** SOLICITUD 1 **
Según el fragmento, ¿cuántas horas de avisos y alertas meteorológicas hubo antes de que los conductores quedaran atascados en la nevada de enero?

Hace poco, un autor novelístico español por delante de los de primera dedicaba su columna dominical a los gilipollas (así los llamaba, incluso en el título, y probablemente con justicia) que se habían quejado por no ser asistidos con un café con leche en su coche atascado en la nevada de enero en una de las rondas de Madrid, tras 72 horas de avisos y alertas meteorológicas. A mí que me lo arreglen, oyes, es que no hay derecho.

A mí que me decoren mi casa, a mí que me limpien el suelo en el que se me ha caído una cocacola, a mí que me estudien un idioma, a mí que escriban una novela, a mí que me corrijan mi artículo de estilo y hasta de ortografía, a mí que me cocinen la comida y que me elijan el menú, a mí que me lleven y que me traigan y que me elijan destino de viaje y que me arreglen el desaguisado que yo he producido, que me den alternativas de ocio, que me den remedios para dormir: ¿alguien puede decir de verdad creyéndoselo que esto en la actualidad es propio de la aristocracia?

Yo creo que cualquiera percibe que tras esa frase de Siruela, por otro lado tan añeja y repetida desde Quevedo y desde antes de Quevedo, se ha producido un aumento desmadrado de lo que algunos llaman extensión del concepto, y que hoy podemos hablar de un fenómeno, vaya usted a saber, quizá general. Por lo menos, muy extendido.

Consecuencia inevitable de esa sociedad de la queja que se viene contemplando, describiendo y casi siempre llorando ya desde hace 20 o 25 años, cuando se consolidó la condición de víctima como algo parecido a una nueva aristocracia. No las víctimas verdaderas de algo, se entiende, sino las que no siéndolo de nada en particular aprendían a vender la lectura de su situación particular como hija de la victimación de… de… Ahí, justo ahí, empezaron las aficiones a las teorías conspiranoicas y granguiñolescas. Porque si la empresa que habíamos contratado para que fregara la escalera de mi bloque una vez a la semana se retrasaba un par de veces, con toda seguridad eso se tenía que deber a una instrucción  dada desde arriba, ¡pero desde muy arriba!, para fastidiarnos a los de siempre, que todo nos cae a nosotros, y seguro que para limpiarles a ellos sus mansiones en lugar de nuestras humildes escaleras, así que estamos ya mismo pidiendo la dimisión de estos cinco ministros y exigiendo una compensación económica de las arcas públicas (jódete, vecino, lo vas a pagar tú) por menoscabo, desprecio y con el agravante de mirada displicente, con abogado tahúr por medio. Creo que se ve que entre eso, tan general, y el protestar ante las cámaras de tv porque «nadie» te ha traído un café con leche a tu coche atascado por tu idiotez en una autovía nevada, hay poca distancia, ¿verdad?

** DATOS DE ENTRADA **
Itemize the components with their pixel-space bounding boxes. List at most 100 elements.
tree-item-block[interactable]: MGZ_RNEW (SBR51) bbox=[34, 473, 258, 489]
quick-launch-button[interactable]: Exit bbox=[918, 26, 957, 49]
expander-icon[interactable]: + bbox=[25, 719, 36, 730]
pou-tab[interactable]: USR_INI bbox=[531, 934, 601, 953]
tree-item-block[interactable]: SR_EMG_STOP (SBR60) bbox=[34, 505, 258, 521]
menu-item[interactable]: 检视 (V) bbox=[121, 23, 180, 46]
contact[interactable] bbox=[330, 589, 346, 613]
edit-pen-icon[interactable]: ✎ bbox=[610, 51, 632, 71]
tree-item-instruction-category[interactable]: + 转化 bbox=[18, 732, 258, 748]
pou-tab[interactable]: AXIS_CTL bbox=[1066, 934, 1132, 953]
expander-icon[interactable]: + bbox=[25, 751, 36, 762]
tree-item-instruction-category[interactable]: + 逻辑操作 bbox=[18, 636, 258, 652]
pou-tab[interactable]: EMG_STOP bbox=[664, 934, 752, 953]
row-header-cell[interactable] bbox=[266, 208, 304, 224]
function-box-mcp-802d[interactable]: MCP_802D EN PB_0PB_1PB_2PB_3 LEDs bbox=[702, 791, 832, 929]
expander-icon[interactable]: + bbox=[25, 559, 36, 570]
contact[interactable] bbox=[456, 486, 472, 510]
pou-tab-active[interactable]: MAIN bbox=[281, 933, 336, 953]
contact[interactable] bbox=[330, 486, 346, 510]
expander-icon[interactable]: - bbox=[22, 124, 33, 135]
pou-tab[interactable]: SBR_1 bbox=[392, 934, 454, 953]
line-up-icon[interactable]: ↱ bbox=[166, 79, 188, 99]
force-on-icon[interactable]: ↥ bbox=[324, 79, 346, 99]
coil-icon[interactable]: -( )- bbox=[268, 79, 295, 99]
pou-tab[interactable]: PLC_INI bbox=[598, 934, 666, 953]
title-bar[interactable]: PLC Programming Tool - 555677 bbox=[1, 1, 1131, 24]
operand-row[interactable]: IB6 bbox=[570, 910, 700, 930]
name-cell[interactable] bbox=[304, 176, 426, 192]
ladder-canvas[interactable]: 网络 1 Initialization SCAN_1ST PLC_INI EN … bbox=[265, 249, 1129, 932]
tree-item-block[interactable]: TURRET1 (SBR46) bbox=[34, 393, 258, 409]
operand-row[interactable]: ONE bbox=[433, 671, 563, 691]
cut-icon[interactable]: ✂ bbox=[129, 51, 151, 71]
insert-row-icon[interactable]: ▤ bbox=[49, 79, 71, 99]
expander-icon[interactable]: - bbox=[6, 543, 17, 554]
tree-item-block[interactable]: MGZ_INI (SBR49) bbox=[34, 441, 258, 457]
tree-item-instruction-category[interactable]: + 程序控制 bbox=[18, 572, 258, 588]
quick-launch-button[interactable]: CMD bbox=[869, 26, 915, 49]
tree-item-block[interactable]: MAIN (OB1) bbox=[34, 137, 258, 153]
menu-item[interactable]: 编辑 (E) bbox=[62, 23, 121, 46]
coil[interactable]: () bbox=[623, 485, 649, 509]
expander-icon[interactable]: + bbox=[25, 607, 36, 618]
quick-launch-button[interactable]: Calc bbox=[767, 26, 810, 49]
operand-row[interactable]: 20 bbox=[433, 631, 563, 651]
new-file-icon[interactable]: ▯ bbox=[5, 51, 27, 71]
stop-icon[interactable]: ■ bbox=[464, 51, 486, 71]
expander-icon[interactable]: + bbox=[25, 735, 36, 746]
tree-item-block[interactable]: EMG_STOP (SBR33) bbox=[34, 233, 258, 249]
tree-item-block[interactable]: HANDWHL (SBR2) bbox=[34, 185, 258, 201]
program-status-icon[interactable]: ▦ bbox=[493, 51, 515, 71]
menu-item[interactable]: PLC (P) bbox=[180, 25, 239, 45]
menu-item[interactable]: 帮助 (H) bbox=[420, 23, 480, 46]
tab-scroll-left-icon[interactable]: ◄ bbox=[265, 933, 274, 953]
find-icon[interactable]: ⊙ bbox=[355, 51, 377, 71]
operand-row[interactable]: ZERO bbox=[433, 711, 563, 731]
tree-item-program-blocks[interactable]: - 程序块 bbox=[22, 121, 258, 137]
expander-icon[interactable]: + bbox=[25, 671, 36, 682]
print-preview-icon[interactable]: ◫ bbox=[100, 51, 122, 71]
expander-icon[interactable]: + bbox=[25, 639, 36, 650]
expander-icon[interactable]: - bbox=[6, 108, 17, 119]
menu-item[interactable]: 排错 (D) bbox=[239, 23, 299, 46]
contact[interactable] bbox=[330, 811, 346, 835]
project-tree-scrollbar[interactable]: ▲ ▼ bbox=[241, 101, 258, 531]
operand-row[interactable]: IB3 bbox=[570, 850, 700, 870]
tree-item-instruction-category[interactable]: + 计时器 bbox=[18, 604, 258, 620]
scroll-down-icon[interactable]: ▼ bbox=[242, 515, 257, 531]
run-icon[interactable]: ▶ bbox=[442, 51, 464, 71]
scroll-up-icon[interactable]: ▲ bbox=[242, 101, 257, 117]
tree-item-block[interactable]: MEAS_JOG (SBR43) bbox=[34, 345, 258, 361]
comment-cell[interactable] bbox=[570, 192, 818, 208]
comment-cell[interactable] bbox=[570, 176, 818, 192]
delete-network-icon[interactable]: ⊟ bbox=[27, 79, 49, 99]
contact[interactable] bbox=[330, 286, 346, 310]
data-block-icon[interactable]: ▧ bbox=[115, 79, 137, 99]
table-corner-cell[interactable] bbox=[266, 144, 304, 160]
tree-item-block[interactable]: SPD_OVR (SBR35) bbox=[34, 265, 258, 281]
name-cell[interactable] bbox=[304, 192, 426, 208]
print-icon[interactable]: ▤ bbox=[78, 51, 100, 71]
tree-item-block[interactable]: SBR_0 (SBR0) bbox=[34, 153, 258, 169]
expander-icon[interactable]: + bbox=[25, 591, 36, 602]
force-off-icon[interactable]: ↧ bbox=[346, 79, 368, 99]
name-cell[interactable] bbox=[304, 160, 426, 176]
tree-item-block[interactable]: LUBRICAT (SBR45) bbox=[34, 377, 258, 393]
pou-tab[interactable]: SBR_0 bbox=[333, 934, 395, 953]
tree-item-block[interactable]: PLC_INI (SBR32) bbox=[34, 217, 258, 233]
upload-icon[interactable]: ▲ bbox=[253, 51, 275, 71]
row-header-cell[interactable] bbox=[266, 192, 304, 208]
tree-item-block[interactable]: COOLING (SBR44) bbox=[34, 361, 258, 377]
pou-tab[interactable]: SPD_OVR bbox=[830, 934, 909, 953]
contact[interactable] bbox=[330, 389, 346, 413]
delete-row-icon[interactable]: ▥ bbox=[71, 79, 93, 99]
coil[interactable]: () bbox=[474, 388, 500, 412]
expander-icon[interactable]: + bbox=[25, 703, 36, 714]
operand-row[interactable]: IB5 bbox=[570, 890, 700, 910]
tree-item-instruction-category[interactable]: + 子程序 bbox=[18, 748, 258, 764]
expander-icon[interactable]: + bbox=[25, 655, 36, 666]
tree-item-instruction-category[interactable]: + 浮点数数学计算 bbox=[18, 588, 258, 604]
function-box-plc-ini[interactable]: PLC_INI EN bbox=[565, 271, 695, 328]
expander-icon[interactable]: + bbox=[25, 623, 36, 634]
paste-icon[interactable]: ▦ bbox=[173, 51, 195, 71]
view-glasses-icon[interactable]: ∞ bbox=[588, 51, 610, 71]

** SOLICITUD 2 **
Expresa como tabla Markdown las líneas del listado, empezando por su primera línea y terminando en la que contiene "tree-item-instruction-category[interactable]: + 逻辑操作", ambas incluidas. Usa las columnas «Número» y «Línea del listado» y omite las líneas en blanco.

** RESPUESTA 1 **
72 horas.

** RESPUESTA 2 **
| Número | Línea del listado |
|---|---|
| 1 | Itemize the components with their pixel-space bounding boxes. List at most 100 elements. |
| 2 | tree-item-block[interactable]: MGZ_RNEW (SBR51) bbox=[34, 473, 258, 489] |
| 3 | quick-launch-button[interactable]: Exit bbox=[918, 26, 957, 49] |
| 4 | expander-icon[interactable]: + bbox=[25, 719, 36, 730] |
| 5 | pou-tab[interactable]: USR_INI bbox=[531, 934, 601, 953] |
| 6 | tree-item-block[interactable]: SR_EMG_STOP (SBR60) bbox=[34, 505, 258, 521] |
| 7 | menu-item[interactable]: 检视 (V) bbox=[121, 23, 180, 46] |
| 8 | contact[interactable] bbox=[330, 589, 346, 613] |
| 9 | edit-pen-icon[interactable]: ✎ bbox=[610, 51, 632, 71] |
| 10 | tree-item-instruction-category[interactable]: + 转化 bbox=[18, 732, 258, 748] |
| 11 | pou-tab[interactable]: AXIS_CTL bbox=[1066, 934, 1132, 953] |
| 12 | expander-icon[interactable]: + bbox=[25, 751, 36, 762] |
| 13 | tree-item-instruction-category[interactable]: + 逻辑操作 bbox=[18, 636, 258, 652] |